(Records excerpted from a collection)
+===+

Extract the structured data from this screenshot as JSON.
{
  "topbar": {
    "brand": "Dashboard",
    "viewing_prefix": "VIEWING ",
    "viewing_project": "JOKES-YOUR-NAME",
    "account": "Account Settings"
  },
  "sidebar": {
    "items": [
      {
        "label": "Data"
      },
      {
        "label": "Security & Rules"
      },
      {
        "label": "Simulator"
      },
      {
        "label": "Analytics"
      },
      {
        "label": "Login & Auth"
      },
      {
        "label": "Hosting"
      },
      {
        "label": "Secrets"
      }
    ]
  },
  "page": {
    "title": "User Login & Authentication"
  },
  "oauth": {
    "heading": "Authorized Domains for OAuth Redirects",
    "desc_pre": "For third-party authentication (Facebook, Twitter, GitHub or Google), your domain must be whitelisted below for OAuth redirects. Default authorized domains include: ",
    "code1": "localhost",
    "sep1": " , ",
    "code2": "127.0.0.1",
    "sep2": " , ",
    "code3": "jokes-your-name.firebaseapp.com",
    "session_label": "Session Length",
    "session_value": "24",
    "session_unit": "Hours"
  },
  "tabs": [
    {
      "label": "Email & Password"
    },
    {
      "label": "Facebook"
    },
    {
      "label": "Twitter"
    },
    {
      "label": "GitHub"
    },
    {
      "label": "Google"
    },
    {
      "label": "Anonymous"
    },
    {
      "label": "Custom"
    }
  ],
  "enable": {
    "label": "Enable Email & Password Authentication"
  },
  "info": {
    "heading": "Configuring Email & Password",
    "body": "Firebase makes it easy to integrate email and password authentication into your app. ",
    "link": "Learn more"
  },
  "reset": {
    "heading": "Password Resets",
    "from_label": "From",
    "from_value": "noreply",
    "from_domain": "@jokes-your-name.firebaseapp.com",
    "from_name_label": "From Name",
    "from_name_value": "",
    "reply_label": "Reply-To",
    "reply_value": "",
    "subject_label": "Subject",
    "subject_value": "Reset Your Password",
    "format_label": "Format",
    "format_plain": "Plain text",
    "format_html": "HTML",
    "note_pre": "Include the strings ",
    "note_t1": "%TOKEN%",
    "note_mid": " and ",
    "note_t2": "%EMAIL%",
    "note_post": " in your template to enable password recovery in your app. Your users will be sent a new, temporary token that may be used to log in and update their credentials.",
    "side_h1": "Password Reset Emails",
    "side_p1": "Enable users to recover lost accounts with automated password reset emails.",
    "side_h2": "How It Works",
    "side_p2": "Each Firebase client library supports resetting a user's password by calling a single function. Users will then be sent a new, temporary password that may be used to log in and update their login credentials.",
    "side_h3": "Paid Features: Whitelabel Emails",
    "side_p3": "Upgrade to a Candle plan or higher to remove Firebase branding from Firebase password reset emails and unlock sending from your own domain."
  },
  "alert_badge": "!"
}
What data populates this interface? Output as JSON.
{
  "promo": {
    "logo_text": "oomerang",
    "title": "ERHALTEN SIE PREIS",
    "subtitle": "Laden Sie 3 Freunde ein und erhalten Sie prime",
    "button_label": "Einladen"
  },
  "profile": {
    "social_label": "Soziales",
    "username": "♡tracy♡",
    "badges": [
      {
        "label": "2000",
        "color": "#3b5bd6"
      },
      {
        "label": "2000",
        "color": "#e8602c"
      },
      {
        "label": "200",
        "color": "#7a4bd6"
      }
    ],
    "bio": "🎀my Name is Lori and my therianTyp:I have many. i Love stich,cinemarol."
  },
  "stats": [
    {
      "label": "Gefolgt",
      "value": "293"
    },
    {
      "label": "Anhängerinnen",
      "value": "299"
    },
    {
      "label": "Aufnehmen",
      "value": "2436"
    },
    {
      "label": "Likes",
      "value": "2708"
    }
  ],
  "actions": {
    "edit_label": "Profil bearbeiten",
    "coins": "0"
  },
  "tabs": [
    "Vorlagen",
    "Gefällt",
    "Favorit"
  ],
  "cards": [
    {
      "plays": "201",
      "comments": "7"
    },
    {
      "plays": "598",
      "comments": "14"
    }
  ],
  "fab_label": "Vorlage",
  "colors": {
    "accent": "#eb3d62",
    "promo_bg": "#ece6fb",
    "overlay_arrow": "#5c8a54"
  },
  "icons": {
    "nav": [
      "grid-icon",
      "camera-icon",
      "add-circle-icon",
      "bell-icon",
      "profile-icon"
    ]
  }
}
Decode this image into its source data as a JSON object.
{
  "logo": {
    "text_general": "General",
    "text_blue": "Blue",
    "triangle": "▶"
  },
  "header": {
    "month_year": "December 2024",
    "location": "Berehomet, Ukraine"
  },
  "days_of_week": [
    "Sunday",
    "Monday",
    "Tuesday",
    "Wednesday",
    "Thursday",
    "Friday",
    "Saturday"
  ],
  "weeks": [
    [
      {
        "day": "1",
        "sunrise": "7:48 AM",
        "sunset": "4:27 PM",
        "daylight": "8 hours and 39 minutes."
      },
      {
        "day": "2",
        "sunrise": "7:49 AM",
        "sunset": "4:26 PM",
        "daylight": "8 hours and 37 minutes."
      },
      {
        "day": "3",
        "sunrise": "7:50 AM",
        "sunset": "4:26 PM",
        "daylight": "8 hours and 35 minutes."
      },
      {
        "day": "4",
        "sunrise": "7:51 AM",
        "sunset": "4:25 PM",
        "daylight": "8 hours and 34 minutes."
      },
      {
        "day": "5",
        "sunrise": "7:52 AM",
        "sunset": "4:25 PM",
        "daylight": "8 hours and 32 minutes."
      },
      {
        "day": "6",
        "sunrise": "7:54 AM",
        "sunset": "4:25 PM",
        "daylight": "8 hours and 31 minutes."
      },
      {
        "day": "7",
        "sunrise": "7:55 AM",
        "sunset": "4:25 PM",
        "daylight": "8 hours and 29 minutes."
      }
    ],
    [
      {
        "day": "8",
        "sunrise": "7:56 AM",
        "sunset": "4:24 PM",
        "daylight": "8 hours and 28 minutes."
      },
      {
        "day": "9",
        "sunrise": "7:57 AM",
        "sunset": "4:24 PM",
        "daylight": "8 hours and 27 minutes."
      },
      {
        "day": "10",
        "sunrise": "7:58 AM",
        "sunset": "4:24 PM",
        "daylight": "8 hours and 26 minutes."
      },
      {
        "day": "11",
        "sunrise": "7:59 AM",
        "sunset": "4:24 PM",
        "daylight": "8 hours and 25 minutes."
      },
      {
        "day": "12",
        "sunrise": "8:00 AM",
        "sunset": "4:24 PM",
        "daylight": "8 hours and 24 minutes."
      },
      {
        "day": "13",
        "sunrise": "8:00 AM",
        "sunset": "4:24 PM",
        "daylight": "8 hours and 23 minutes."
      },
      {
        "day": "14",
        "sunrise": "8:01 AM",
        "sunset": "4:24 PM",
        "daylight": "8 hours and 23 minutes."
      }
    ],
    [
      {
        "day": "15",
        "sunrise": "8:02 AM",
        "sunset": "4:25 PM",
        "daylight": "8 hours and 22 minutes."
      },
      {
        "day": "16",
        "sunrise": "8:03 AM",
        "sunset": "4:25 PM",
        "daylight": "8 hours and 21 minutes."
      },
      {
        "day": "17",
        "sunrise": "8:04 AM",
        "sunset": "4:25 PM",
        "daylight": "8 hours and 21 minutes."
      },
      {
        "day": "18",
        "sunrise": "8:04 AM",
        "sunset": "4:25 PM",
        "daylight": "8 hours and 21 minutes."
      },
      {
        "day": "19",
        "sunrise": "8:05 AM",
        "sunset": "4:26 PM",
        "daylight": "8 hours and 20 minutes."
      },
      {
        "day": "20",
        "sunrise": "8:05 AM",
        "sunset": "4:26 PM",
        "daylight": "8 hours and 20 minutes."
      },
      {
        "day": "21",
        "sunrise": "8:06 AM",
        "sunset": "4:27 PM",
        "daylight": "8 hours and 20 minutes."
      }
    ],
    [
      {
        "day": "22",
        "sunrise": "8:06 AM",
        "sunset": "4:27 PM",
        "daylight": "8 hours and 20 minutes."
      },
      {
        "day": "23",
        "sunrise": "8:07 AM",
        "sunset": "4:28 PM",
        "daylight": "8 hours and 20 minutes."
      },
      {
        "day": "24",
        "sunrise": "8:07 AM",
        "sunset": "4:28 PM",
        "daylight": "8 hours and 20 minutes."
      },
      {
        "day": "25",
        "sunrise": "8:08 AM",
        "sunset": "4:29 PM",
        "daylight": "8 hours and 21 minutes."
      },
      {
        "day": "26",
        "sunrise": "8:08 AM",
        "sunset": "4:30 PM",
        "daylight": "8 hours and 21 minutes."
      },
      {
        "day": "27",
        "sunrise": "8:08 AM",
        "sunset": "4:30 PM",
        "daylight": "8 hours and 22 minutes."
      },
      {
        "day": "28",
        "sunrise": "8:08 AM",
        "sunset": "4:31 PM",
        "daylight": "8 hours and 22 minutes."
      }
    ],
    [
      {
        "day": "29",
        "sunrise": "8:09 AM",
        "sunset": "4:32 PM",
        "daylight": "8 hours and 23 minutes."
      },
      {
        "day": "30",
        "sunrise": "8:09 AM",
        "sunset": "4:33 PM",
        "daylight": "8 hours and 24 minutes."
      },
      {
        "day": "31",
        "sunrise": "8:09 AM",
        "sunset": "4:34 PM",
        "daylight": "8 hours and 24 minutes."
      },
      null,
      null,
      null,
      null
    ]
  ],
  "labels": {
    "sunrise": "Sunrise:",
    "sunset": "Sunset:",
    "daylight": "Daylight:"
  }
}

+===+

In the entries above, find lines with "that" and copy each.

    "note_post": " in your template to enable password recovery in your app. Your users will be sent a new, temporary token that may be used to log in and update their credentials.",
    "side_p2": "Each Firebase client library supports resetting a user's password by calling a single function. Users will then be sent a new, temporary password that may be used to log in and update their login credentials.",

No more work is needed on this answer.